◆ WHAT YOU WILL DO ◆
Output as a JSON list of strings the lines from the start of the records through the line that contains "list-number: 1.: [156, 475, 171, 493]", one string per line and without blank lines.

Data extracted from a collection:
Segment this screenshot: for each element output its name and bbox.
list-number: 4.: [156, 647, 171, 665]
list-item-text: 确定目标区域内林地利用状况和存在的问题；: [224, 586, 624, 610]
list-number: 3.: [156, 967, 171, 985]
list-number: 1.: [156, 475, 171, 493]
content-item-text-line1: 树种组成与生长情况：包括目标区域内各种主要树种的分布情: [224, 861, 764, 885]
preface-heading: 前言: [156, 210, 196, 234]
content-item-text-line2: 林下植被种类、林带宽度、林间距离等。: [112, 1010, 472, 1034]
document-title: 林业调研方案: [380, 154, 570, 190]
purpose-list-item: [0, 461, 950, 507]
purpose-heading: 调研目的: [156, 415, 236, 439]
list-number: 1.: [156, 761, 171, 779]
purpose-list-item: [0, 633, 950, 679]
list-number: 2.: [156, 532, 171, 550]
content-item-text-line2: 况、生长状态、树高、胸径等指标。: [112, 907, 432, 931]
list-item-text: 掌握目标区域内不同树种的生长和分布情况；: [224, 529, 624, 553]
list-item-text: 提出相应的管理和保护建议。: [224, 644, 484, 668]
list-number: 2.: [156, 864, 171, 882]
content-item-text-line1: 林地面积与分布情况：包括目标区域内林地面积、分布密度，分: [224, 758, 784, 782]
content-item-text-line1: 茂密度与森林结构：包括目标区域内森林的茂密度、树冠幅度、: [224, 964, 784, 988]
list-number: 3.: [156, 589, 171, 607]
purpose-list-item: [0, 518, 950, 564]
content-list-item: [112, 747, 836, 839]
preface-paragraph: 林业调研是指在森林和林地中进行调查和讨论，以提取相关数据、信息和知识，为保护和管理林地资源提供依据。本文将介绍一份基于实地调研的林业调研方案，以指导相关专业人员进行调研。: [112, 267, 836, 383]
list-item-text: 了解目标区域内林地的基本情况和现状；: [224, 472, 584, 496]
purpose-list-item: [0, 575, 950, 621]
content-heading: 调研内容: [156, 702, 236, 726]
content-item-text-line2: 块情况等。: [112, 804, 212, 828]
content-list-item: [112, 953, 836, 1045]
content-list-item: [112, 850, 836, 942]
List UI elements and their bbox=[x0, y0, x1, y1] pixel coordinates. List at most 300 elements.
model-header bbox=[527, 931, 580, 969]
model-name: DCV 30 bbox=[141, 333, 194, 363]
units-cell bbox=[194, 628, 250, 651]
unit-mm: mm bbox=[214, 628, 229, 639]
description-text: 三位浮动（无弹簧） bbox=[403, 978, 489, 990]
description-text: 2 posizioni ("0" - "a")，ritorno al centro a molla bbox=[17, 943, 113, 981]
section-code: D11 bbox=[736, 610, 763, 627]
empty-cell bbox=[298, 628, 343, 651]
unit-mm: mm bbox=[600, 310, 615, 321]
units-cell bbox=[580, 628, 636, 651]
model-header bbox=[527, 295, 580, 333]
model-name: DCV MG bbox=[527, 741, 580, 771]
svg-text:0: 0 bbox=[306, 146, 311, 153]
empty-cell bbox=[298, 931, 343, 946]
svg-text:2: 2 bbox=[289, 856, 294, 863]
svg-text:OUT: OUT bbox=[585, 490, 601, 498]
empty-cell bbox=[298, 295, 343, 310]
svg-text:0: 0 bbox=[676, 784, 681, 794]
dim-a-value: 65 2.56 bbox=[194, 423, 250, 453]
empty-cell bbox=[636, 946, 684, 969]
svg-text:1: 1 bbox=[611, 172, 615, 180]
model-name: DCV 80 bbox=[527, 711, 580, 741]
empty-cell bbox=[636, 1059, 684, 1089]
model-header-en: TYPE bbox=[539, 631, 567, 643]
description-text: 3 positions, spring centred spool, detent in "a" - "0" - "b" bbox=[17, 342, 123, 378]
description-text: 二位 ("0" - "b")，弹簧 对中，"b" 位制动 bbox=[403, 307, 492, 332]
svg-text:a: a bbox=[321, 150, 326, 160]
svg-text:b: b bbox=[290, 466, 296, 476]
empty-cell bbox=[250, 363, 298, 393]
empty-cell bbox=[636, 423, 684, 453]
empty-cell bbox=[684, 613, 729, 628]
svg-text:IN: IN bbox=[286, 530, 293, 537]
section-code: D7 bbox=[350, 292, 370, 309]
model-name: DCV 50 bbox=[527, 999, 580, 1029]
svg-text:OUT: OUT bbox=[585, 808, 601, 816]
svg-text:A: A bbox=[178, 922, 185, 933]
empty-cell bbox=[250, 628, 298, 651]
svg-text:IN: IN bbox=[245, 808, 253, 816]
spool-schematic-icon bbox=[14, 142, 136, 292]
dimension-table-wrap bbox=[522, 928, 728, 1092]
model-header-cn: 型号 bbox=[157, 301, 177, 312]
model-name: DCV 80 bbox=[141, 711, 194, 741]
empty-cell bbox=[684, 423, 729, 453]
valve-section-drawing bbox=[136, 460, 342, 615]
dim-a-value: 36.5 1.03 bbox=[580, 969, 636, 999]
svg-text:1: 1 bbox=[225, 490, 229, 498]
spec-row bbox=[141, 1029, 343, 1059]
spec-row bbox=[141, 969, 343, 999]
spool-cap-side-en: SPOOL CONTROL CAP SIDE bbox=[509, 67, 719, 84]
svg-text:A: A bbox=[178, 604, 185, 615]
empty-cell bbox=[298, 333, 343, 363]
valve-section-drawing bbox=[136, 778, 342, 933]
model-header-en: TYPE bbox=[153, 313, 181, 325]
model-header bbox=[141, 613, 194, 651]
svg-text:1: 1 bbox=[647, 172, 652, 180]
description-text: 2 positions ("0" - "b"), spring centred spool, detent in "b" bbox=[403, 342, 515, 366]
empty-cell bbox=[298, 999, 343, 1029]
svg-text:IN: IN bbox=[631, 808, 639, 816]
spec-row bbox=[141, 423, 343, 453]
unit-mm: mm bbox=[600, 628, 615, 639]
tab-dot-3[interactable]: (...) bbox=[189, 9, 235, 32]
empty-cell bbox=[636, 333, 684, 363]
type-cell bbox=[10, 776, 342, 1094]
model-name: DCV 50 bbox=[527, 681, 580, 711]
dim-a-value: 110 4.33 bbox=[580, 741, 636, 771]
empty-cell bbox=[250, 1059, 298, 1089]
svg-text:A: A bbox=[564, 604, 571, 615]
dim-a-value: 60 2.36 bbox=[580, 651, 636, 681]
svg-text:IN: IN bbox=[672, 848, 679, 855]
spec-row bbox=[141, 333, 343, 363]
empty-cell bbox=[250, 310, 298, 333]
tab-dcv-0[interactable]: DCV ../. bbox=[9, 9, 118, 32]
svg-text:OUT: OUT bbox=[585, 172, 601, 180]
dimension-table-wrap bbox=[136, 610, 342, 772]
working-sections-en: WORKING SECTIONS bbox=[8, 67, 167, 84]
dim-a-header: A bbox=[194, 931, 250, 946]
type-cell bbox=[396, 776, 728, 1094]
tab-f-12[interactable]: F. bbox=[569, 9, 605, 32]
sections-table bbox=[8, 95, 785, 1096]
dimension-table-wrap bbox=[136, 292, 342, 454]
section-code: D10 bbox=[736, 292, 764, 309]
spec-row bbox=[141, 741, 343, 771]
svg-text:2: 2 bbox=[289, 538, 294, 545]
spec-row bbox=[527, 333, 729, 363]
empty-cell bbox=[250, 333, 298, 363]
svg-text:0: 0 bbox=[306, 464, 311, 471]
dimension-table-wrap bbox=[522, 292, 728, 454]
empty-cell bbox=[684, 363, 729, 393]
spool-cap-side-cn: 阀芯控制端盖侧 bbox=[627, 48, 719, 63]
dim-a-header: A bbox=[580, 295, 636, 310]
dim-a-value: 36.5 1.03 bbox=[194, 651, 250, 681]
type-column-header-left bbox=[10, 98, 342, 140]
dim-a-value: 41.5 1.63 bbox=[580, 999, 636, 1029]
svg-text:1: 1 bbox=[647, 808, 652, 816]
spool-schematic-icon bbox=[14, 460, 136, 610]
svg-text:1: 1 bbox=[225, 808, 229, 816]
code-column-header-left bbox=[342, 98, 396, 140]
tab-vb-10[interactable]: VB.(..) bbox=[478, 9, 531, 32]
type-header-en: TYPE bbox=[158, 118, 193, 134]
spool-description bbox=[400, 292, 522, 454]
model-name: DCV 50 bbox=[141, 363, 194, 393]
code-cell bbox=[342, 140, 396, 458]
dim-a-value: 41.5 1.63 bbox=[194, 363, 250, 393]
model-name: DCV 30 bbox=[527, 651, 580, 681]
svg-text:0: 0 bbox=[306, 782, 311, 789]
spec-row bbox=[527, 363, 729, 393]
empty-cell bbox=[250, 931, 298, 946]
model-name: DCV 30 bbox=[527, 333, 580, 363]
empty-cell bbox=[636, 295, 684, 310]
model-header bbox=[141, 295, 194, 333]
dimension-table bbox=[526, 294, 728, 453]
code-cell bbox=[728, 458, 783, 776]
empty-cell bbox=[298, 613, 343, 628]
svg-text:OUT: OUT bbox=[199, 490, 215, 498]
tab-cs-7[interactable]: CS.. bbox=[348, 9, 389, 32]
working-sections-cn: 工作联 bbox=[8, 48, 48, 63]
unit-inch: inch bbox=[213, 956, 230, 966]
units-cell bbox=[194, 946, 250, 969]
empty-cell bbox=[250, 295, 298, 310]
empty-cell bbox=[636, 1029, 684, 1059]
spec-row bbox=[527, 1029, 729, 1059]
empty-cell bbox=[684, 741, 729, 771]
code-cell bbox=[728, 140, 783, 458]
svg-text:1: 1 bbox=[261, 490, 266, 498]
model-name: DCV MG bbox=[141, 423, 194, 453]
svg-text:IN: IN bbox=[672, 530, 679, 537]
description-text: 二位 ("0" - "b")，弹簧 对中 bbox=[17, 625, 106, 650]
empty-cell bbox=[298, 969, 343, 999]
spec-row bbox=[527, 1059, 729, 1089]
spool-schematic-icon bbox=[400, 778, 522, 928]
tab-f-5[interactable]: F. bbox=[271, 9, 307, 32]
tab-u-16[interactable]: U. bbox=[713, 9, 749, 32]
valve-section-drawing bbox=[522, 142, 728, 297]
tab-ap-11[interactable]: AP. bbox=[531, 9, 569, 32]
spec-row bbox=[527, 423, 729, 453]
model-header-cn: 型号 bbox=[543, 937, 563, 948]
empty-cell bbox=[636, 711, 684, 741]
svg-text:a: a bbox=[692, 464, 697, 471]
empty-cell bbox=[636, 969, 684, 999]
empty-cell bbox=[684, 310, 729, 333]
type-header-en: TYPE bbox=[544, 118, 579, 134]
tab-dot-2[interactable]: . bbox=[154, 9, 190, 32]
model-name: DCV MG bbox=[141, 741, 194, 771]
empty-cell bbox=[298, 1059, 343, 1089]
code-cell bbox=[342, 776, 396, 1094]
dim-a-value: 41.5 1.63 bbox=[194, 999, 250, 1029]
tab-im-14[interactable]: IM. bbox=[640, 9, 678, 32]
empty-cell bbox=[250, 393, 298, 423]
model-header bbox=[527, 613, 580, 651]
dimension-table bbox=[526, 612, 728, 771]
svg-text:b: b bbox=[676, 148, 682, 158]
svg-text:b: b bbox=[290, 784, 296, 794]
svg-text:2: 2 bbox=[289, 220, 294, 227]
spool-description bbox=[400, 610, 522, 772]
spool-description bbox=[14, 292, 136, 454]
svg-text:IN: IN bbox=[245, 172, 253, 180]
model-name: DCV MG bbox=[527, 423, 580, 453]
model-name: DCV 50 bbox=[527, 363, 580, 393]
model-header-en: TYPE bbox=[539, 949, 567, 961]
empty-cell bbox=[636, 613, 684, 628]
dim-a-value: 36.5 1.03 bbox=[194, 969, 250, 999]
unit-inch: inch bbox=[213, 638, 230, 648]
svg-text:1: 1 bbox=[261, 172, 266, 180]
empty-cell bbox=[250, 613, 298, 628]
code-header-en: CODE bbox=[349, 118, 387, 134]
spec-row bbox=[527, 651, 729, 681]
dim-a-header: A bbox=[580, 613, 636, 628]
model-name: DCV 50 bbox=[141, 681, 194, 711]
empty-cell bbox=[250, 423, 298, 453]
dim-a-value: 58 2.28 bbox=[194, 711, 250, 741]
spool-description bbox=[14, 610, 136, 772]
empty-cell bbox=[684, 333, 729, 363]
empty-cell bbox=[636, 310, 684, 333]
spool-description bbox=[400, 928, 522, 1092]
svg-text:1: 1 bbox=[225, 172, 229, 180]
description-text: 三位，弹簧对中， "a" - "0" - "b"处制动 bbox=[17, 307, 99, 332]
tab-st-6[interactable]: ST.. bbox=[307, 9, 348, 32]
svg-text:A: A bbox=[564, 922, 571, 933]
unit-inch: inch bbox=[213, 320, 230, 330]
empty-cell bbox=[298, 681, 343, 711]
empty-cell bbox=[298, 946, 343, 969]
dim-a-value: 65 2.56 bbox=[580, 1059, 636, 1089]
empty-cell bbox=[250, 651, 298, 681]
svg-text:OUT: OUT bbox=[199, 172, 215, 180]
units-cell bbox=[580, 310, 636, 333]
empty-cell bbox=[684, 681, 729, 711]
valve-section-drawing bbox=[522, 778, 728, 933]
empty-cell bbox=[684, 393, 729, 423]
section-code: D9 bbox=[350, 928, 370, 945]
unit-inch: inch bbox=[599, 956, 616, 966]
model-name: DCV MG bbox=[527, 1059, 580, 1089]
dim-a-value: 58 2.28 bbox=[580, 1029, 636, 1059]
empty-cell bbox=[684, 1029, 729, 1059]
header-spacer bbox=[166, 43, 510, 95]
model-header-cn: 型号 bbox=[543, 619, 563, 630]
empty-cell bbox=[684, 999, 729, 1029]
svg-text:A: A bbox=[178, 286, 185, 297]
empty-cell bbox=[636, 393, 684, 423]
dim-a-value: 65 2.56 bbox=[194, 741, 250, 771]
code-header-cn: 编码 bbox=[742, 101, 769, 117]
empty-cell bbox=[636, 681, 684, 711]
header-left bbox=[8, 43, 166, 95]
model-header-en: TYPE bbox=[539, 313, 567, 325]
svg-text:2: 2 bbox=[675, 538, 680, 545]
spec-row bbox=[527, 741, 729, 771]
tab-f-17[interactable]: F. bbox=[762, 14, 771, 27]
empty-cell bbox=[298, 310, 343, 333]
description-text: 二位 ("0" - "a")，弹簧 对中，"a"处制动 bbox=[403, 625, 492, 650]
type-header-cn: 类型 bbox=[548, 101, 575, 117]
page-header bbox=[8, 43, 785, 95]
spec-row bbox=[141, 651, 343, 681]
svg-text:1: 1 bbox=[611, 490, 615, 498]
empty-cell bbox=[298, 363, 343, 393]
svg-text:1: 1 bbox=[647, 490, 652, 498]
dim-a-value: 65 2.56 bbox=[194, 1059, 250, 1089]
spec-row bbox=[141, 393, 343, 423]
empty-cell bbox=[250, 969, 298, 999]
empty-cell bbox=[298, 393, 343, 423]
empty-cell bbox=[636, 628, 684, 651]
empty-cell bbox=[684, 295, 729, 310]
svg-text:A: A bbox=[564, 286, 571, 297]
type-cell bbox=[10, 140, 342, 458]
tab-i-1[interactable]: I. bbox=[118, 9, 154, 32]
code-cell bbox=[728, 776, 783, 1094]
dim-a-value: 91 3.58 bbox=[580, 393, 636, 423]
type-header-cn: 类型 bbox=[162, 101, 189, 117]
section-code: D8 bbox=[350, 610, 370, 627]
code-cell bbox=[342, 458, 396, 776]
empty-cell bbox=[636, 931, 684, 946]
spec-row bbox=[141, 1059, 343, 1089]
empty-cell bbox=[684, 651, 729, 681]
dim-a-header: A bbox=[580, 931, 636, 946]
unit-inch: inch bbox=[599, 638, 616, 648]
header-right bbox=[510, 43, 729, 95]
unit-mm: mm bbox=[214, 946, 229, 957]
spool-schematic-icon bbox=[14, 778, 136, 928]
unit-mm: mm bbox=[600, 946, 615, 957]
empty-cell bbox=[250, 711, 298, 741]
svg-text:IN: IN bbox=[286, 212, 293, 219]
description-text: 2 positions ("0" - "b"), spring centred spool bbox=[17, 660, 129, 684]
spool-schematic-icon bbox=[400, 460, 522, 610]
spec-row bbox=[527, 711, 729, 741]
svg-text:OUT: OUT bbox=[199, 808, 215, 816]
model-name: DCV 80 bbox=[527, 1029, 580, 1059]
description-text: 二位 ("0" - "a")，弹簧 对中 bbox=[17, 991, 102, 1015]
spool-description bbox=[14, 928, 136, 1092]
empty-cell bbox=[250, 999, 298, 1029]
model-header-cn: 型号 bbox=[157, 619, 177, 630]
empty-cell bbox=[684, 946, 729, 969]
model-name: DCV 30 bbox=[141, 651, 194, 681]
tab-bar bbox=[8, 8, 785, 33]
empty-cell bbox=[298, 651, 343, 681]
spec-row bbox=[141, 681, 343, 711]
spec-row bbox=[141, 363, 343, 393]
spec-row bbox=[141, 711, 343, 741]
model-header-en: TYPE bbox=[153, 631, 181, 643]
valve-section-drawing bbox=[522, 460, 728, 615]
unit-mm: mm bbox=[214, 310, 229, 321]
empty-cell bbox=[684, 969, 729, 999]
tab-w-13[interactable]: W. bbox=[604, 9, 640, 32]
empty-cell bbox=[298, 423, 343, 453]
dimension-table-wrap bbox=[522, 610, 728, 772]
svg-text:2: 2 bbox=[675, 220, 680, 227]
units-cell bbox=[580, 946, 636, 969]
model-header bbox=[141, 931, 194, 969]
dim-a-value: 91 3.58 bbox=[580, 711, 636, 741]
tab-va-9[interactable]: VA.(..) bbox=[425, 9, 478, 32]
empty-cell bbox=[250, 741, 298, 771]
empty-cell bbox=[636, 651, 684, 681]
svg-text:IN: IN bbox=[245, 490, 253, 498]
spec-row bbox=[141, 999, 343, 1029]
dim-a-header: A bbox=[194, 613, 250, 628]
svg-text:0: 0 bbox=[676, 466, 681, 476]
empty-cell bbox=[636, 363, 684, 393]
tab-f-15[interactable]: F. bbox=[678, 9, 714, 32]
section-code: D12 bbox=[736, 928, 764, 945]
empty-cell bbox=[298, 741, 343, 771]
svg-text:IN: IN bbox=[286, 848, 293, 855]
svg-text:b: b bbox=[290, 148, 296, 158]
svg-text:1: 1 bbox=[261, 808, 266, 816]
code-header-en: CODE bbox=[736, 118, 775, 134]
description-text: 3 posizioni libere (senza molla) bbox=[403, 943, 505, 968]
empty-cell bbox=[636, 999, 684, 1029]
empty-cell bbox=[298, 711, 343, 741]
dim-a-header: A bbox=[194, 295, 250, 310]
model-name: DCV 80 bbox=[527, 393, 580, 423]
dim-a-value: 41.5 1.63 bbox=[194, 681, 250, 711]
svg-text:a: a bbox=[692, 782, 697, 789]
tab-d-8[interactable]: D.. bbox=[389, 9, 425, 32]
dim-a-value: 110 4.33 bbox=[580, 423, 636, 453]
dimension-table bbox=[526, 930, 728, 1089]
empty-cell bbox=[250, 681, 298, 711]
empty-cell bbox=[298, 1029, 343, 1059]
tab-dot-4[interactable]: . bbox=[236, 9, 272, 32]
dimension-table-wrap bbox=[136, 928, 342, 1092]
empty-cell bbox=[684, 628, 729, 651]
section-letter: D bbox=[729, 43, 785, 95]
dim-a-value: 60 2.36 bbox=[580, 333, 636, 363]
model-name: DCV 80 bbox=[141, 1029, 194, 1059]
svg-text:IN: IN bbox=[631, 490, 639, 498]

◆ WRITTEN ANSWER ◆
[
  "Segment this screenshot: for each element output its name and bbox.",
  "list-number: 4.: [156, 647, 171, 665]",
  "list-item-text: 确定目标区域内林地利用状况和存在的问题；: [224, 586, 624, 610]",
  "list-number: 3.: [156, 967, 171, 985]",
  "list-number: 1.: [156, 475, 171, 493]"
]